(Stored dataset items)
** START **

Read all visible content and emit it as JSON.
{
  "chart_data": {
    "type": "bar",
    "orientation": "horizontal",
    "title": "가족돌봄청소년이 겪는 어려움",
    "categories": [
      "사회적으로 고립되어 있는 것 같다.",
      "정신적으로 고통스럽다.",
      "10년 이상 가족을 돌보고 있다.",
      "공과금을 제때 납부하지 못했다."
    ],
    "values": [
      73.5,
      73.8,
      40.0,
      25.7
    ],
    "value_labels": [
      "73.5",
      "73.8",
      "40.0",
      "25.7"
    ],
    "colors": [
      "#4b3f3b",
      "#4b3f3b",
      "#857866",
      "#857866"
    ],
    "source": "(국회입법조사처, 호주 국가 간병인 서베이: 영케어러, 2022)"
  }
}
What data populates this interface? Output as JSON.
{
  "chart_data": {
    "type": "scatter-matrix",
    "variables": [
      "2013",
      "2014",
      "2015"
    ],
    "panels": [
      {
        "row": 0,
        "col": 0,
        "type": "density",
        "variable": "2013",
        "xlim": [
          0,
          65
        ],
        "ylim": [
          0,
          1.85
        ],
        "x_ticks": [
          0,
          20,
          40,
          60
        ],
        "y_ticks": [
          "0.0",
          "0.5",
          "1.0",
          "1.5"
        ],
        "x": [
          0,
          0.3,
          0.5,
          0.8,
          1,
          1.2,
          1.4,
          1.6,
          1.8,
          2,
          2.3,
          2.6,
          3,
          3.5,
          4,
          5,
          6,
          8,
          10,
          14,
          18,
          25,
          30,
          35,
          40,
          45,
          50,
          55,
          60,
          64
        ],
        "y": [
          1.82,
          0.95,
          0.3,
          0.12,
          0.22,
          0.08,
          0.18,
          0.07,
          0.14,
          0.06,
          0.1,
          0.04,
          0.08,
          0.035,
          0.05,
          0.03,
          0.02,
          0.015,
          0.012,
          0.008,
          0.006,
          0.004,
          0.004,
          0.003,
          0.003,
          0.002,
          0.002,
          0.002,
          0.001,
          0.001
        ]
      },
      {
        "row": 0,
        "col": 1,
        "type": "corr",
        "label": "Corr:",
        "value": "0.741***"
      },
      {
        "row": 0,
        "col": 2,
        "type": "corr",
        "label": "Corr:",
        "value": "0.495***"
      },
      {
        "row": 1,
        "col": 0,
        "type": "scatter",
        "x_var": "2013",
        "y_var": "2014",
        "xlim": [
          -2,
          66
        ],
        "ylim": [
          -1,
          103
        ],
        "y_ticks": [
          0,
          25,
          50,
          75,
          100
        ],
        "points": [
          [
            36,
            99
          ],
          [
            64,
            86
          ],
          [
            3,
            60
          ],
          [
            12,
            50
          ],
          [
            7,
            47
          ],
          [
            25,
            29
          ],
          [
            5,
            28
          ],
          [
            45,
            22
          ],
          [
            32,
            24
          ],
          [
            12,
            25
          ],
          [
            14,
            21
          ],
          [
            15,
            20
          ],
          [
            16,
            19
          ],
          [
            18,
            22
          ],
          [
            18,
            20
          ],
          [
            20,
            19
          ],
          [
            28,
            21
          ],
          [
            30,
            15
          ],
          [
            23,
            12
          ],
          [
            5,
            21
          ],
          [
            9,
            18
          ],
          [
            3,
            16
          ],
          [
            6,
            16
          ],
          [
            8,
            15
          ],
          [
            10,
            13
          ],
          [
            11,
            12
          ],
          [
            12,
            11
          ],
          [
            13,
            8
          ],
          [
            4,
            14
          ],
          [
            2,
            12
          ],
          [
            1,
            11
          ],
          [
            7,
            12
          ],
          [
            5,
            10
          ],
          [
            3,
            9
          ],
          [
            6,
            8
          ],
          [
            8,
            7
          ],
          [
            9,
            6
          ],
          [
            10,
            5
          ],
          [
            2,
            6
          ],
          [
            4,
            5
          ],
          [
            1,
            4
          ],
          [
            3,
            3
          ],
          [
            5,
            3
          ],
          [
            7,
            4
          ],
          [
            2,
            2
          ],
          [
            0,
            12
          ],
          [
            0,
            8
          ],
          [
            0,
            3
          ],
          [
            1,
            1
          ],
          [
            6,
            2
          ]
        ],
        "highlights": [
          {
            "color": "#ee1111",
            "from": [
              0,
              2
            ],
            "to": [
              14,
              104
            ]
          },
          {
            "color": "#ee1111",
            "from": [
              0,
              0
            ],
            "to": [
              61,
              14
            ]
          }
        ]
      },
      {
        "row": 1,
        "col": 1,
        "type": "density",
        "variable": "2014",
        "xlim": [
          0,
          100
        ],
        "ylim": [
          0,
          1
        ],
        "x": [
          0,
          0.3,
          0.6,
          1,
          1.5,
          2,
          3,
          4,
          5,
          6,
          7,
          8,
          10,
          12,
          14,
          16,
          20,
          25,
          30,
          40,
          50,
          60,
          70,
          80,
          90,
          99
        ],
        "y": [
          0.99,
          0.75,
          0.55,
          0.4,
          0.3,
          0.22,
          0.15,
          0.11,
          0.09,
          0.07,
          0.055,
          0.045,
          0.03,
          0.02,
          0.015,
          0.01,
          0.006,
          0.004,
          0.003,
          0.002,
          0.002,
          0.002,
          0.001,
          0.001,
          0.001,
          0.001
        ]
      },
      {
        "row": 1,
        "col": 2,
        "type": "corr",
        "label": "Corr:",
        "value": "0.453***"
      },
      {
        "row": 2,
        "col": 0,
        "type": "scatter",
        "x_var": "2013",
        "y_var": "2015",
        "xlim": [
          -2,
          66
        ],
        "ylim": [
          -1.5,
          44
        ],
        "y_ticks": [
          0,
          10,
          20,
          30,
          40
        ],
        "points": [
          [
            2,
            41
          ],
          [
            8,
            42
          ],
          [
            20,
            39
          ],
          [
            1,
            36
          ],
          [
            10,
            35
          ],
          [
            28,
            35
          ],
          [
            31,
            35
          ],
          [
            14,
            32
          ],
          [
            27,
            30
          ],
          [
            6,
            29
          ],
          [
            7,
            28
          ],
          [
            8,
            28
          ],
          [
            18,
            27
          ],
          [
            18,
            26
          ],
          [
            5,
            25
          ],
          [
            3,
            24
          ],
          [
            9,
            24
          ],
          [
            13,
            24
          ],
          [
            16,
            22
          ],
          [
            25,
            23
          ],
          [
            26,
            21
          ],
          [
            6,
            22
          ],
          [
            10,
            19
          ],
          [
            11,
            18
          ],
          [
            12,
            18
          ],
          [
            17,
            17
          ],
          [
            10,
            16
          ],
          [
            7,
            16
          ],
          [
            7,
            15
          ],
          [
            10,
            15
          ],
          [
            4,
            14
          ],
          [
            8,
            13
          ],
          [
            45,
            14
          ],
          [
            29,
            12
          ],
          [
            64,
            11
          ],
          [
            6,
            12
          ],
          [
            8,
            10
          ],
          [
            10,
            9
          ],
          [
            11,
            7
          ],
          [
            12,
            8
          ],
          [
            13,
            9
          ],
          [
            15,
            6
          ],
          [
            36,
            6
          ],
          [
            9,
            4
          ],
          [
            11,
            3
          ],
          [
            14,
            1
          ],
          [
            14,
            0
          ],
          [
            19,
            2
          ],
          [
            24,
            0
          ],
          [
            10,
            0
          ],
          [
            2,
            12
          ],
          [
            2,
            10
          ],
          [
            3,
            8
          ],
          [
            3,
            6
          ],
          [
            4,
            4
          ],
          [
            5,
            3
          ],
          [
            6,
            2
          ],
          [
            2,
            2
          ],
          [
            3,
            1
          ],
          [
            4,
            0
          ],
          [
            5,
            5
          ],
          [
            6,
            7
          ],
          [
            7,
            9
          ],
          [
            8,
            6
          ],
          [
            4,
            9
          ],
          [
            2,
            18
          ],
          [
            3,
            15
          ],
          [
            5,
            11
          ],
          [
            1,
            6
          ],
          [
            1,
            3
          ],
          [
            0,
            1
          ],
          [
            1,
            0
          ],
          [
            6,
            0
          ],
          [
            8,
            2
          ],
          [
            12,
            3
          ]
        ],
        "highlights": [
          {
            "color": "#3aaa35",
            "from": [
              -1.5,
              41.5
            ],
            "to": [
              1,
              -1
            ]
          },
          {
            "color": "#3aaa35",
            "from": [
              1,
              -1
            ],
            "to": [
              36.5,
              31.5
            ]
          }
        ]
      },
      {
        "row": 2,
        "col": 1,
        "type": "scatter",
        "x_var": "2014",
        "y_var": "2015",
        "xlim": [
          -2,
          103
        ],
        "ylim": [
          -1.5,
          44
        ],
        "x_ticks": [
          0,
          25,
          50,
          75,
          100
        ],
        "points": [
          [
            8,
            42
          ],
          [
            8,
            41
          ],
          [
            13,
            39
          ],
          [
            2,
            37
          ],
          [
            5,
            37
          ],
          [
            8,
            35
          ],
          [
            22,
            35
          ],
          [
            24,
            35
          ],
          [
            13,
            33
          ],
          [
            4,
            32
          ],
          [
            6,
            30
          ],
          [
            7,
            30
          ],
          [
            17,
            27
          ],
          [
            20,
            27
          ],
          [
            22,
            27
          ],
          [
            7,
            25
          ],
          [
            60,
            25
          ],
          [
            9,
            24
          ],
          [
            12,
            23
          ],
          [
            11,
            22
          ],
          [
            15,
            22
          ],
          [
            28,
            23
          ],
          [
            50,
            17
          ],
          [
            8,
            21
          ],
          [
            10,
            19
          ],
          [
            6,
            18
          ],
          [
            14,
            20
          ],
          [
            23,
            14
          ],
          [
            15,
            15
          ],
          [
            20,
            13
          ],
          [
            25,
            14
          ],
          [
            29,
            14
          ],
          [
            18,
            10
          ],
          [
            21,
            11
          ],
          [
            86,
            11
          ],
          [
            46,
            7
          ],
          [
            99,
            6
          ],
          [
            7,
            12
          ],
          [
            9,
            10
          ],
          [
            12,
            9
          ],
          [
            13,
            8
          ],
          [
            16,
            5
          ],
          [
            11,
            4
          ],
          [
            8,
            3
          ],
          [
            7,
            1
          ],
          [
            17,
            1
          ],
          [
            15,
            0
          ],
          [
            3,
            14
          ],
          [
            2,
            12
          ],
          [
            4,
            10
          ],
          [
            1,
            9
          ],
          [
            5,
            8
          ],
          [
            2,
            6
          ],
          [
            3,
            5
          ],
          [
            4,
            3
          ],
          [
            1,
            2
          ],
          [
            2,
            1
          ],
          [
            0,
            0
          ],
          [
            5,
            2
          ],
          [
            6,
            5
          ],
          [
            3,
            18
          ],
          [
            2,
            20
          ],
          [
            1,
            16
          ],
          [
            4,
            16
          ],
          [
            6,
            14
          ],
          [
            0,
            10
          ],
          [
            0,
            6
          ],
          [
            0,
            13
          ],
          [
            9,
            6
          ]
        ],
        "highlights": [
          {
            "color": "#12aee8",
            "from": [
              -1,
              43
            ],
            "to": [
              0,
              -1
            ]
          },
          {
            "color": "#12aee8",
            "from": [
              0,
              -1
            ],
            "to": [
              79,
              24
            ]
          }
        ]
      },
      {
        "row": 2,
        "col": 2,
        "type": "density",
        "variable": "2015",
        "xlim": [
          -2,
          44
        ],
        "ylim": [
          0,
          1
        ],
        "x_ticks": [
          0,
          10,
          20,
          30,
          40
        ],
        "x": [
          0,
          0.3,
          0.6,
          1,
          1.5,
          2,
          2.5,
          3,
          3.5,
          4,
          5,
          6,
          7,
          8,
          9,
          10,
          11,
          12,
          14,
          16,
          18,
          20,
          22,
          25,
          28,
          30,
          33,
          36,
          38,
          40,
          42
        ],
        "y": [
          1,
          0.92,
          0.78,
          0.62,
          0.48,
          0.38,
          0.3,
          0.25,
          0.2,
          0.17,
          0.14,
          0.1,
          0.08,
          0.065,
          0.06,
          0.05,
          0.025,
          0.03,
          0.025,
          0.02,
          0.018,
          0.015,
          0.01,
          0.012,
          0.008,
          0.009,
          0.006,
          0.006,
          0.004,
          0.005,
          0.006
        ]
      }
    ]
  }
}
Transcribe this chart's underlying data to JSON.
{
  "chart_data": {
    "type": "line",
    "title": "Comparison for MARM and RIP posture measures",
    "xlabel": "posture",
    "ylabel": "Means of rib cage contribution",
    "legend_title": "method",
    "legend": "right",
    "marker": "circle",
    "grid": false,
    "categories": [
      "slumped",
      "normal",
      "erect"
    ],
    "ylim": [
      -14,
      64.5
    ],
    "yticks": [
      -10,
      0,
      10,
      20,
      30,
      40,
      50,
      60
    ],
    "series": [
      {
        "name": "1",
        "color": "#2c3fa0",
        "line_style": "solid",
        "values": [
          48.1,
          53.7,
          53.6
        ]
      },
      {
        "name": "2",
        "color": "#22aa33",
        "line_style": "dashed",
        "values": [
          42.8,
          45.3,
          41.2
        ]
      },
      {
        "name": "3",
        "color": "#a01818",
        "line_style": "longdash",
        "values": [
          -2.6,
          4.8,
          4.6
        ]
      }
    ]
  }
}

** END **

Task instructions: Go back to the data above and please quote exactly, and only, the lines from the line with "Transcribe this chart's" through its last line.

Answer to this task:
Transcribe this chart's underlying data to JSON.
{
  "chart_data": {
    "type": "line",
    "title": "Comparison for MARM and RIP posture measures",
    "xlabel": "posture",
    "ylabel": "Means of rib cage contribution",
    "legend_title": "method",
    "legend": "right",
    "marker": "circle",
    "grid": false,
    "categories": [
      "slumped",
      "normal",
      "erect"
    ],
    "ylim": [
      -14,
      64.5
    ],
    "yticks": [
      -10,
      0,
      10,
      20,
      30,
      40,
      50,
      60
    ],
    "series": [
      {
        "name": "1",
        "color": "#2c3fa0",
        "line_style": "solid",
        "values": [
          48.1,
          53.7,
          53.6
        ]
      },
      {
        "name": "2",
        "color": "#22aa33",
        "line_style": "dashed",
        "values": [
          42.8,
          45.3,
          41.2
        ]
      },
      {
        "name": "3",
        "color": "#a01818",
        "line_style": "longdash",
        "values": [
          -2.6,
          4.8,
          4.6
        ]
      }
    ]
  }
}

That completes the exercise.